THE TASK:
Copy out each line of the data that holds the word "popularity".
— Start DATASET CONTENT —
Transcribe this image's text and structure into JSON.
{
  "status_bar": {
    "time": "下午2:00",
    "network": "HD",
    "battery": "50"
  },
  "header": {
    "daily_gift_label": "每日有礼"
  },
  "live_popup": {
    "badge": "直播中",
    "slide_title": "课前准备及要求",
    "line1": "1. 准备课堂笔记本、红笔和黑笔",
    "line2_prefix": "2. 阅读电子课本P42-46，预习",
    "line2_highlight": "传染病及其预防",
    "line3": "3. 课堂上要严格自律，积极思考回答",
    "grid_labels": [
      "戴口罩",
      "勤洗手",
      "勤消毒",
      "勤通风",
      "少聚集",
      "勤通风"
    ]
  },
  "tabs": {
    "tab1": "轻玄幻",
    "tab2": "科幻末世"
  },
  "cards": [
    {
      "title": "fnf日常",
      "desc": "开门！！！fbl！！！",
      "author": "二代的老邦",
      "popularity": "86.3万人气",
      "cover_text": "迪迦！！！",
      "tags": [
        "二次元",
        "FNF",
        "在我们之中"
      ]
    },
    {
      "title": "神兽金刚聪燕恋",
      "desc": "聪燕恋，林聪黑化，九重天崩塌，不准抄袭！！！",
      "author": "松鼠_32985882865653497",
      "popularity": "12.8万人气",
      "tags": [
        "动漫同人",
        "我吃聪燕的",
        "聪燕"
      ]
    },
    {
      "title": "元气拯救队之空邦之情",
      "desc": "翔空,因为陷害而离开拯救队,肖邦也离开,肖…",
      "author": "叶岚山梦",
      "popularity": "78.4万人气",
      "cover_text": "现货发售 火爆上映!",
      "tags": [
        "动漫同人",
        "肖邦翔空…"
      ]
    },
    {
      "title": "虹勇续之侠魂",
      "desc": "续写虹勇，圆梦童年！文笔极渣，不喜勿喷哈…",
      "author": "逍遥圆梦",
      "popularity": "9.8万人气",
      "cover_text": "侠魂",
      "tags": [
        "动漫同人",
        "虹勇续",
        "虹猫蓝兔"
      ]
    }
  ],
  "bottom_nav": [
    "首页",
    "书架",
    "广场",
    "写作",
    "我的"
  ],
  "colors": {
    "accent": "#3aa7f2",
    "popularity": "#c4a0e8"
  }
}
— End DATASET CONTENT —
SOLUTION FOR THIS EXERCISE:
      "popularity": "86.3万人气",
      "popularity": "12.8万人气",
      "popularity": "78.4万人气",
      "popularity": "9.8万人气",
    "popularity": "#c4a0e8"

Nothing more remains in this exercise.